▸ DO THIS: Where the data below has the string "دکتر", return the whole line.

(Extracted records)
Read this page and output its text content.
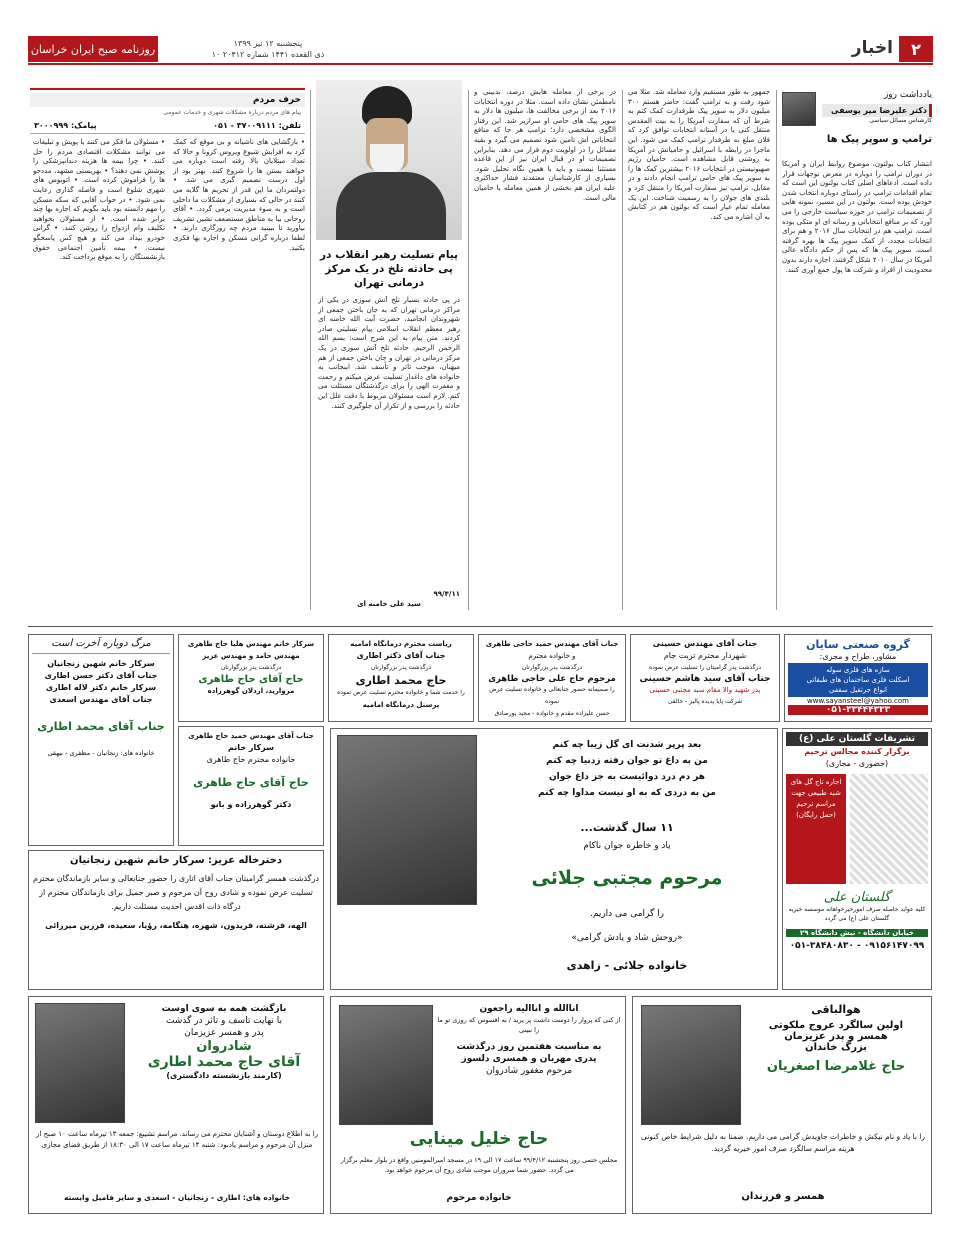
روزنامه صبح ایران خراسان	پنجشنبه ۱۲ تیر ۱۳۹۹
۱۰ ذی القعده ۱۴۴۱ شماره ۲۰۴۱۲	اخبار	۲
یادداشت روز
دکتر علیرضا میر یوسفی
کارشناس مسائل سیاسی
ترامپ و سوپر پیک ها
انتشار کتاب بولتون، موضوع روابط ایران و آمریکا در دوران ترامپ را دوباره در معرض توجهات قرار داده است. ادعاهای اصلی کتاب بولتون این است که تمام اقدامات ترامپ در راستای دوباره انتخاب شدن خودش بوده است. بولتون در این مسیر، نمونه هایی از تصمیمات ترامپ در حوزه سیاست خارجی را می آورد که بر منافع انتخاباتی و رسانه ای او متکی بوده است. ترامپ هم در انتخابات سال ۲۰۱۶ و هم برای انتخابات مجدد، از کمک سوپر پیک ها بهره گرفته است. سوپر پیک ها که پس از حکم دادگاه عالی آمریکا در سال ۲۰۱۰ شکل گرفتند، اجازه دارند بدون محدودیت از افراد و شرکت ها پول جمع آوری کنند.
جمهور به طور مستقیم وارد معامله شد. مثلا می شود رفت و به ترامپ گفت: حاضر هستم ۳۰۰ میلیون دلار به سوپر پیک طرفدارت کمک کنم به شرط آن که سفارت آمریکا را به بیت المقدس منتقل کنی یا در آستانه انتخابات توافق کرد که فلان مبلغ به طرفدار ترامپ کمک می شود. این ماجرا در رابطه با اسرائیل و حامیانش در آمریکا به روشنی قابل مشاهده است. حامیان رژیم صهیونیستی در انتخابات ۲۰۱۶ بیشترین کمک ها را به سوپر پیک های حامی ترامپ انجام دادند و در مقابل، ترامپ نیز سفارت آمریکا را منتقل کرد و بلندی های جولان را به رسمیت شناخت. این یک معامله تمام عیار است که بولتون هم در کتابش به آن اشاره می کند.
در برخی از معامله هایش درصد، بدبینی و نامطمئن نشان داده است. مثلا در دوره انتخابات ۲۰۱۶ بعد از برخی مخالفت ها، میلیون ها دلار به سوپر پیک های حامی او سرازیر شد. این رفتار الگوی مشخصی دارد؛ ترامپ هر جا که منافع انتخاباتی اش تامین شود تصمیم می گیرد و بقیه مسائل را در اولویت دوم قرار می دهد. بنابراین تصمیمات او در قبال ایران نیز از این قاعده مستثنا نیست و باید با همین نگاه تحلیل شود. بسیاری از کارشناسان معتقدند فشار حداکثری علیه ایران هم بخشی از همین معامله با حامیان مالی است.
پیام تسلیت رهبر انقلاب در پی حادثه تلخ در یک مرکز درمانی تهران
در پی حادثه بسیار تلخ آتش سوزی در یکی از مراکز درمانی تهران که به جان باختن جمعی از شهروندان انجامید، حضرت آیت الله خامنه ای رهبر معظم انقلاب اسلامی پیام تسلیتی صادر کردند. متن پیام به این شرح است: بسم الله الرحمن الرحیم. حادثه تلخ آتش سوزی در یک مرکز درمانی در تهران و جان باختن جمعی از هم میهنان، موجب تاثر و تأسف شد. اینجانب به خانواده های داغدار تسلیت عرض میکنم و رحمت و مغفرت الهی را برای درگذشتگان مسئلت می کنم. لازم است مسئولان مربوط با دقت علل این حادثه را بررسی و از تکرار آن جلوگیری کنند.
۹۹/۴/۱۱
سید علی خامنه ای
حرف مردم
پیام های مردم درباره مشکلات شهری و خدمات عمومی
تلفن: ۳۷۰۰۹۱۱۱ - ۰۵۱
پیامک: ۳۰۰۰۹۹۹
• بازگشایی های ناشیانه و بی موقع که کمک کرد به افزایش شیوع ویروس کرونا و حالا که تعداد مبتلایان بالا رفته است دوباره می خواهند بستن ها را شروع کنند. بهتر بود از اول درست تصمیم گیری می شد. • دولتمردان ما این قدر از تحریم ها گلایه می کنند در حالی که بسیاری از مشکلات ما داخلی است و به سوء مدیریت برمی گردد. • آقای روحانی بیا به مناطق مستضعف نشین تشریف بیاورید تا ببینید مردم چه روزگاری دارند. • لطفا درباره گرانی مسکن و اجاره بها فکری بکنید.
• مسئولان ما فکر می کنند با پویش و تبلیغات می توانند مشکلات اقتصادی مردم را حل کنند. • چرا بیمه ها هزینه دندانپزشکی را پوشش نمی دهند؟ • بهزیستی مشهد، مددجو ها را فراموش کرده است. • اتوبوس های شهری شلوغ است و فاصله گذاری رعایت نمی شود. • در جواب آقایی که سکه مسکن را مهم دانسته بود باید بگویم که اجاره بها چند برابر شده است. • از مسئولان بخواهید تکلیف وام ازدواج را روشن کنند. • گرانی خودرو بیداد می کند و هیچ کس پاسخگو نیست. • بیمه تأمین اجتماعی حقوق بازنشستگان را به موقع پرداخت کند.
گروه صنعتی سایان
مشاور، طراح و مجری:
سازه های فلزی سوله
اسکلت فلزی ساختمان های طبقاتی
انواع جرثقیل سقفی
www.sayansteel@yahoo.com
۰۵۱-۳۳۴۴۴۳۳۳
جناب آقای مهندس حسینی
شهردار محترم تربت جام
درگذشت پدر گرامیتان را تسلیت عرض نموده
جناب آقای سید هاشم حسینی
پدر شهید والا مقام سید مجتبی حسینی
شرکت پایا پدیده پالیز - خالقی
جناب آقای مهندس حمید حاجی طاهری
و خانواده محترم
درگذشت پدر بزرگوارتان
مرحوم حاج علی حاجی طاهری
را صمیمانه حضور جنابعالی و خانواده تسلیت عرض نموده
حسن علیزاده مقدم و خانواده - مجید پورصادق
ریاست محترم درمانگاه امامیه
جناب آقای دکتر اطاری
درگذشت پدر بزرگوارتان
حاج محمد اطاری
را خدمت شما و خانواده محترم تسلیت عرض نموده
پرسنل درمانگاه امامیه
سرکار خانم مهندس هلیا حاج طاهری
مهندس حامد و مهندس عزیز
درگذشت پدر بزرگوارتان
حاج آقای حاج طاهری
مروارید، اردلان گوهرزاده
مرگ دوباره آخرت است
سرکار خانم شهین زنجانیان
جناب آقای دکتر حسن اطاری
سرکار خانم دکتر لاله اطاری
جناب آقای مهندس اسعدی
جناب آقای محمد اطاری
خانواده های: زنجانیان - مظفری - بیهقی
جناب آقای مهندس حمید حاج طاهری
سرکار خانم
خانواده محترم حاج طاهری
حاج آقای حاج طاهری
دکتر گوهرزاده و بانو
بعد پرپر شدنت ای گل زیبا چه کنم
من به داغ تو جوان رفته زدنیا چه کنم
هر دم درد دوائیست به جز داغ جوان
من به دردی که به او نیست مداوا چه کنم
۱۱ سال گذشت...
یاد و خاطره جوان ناکام
مرحوم مجتبی جلائی
را گرامی می داریم.
«روحش شاد و یادش گرامی»
خانواده جلائی - زاهدی
تشریفات گلستان علی (ع)
برگزار کننده مجالس ترحیم
(حضوری - مجازی)
اجاره تاج گل های شبه طبیعی جهت مراسم ترحیم (حمل رایگان)
گلستان علی
کلیه عواید حاصله صرف امورخیرخواهانه موسسه خیریه گلستان علی (ع) می گردد
خیابان دانشگاه - نبش دانشگاه ۲۹
۰۹۱۵۶۱۴۷۰۹۹ - ۰۵۱-۳۸۴۸۰۸۳۰
دخترخاله عزیز: سرکار خانم شهین زنجانیان
درگذشت همسر گرامیتان جناب آقای اتاری را حضور جنابعالی و سایر بازماندگان محترم تسلیت عرض نموده و شادی روح آن مرحوم و صبر جمیل برای بازماندگان محترم از درگاه ذات اقدس احدیت مسئلت داریم.
الهه، فرشته، فریدون، شهره، هنگامه، رؤیا، سعیده، فرزین میرزائی
بازگشت همه به سوی اوست
با نهایت تاسف و تاثر در گذشت
پدر و همسر عزیزمان
شادروان
آقای حاج محمد اطاری
(کارمند بازنشسته دادگستری)
را به اطلاع دوستان و آشنایان محترم می رساند. مراسم تشییع: جمعه ۱۳ تیرماه ساعت ۱۰ صبح از منزل آن مرحوم و مراسم یادبود: شنبه ۱۴ تیرماه ساعت ۱۷ الی ۱۸:۳۰ از طریق فضای مجازی
خانواده های: اطاری - زنجانیان - اسعدی و سایر فامیل وابسته
اناالله و اناالیه راجعون
از کنی که پرواز را دوست داشت پر پرید / به افسوس که روزی تو ما را نبینی
به مناسبت هفتمین روز درگذشت
پدری مهربان و همسری دلسوز
مرحوم مغفور شادروان
حاج خلیل مینایی
مجلس ختمی روز پنجشنبه ۹۹/۴/۱۲ ساعت ۱۷ الی ۱۹ در مسجد امیرالمومنین واقع در بلوار معلم برگزار می گردد. حضور شما سروران موجب شادی روح آن مرحوم خواهد بود.
خانواده مرحوم
هوالباقی
اولین سالگرد عروج ملکوتی
همسر و پدر عزیزمان
بزرگ خاندان
حاج غلامرضا اصغریان
را با یاد و نام نیکش و خاطرات جاویدش گرامی می داریم. ضمنا به دلیل شرایط خاص کنونی هزینه مراسم سالگرد صرف امور خیریه گردید.
همسر و فرزندان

▸ RESULT OF THIS TASK:
دکتر علیرضا میر یوسفی
جناب آقای دکتر اطاری
جناب آقای دکتر حسن اطاری
سرکار خانم دکتر لاله اطاری
دکتر گوهرزاده و بانو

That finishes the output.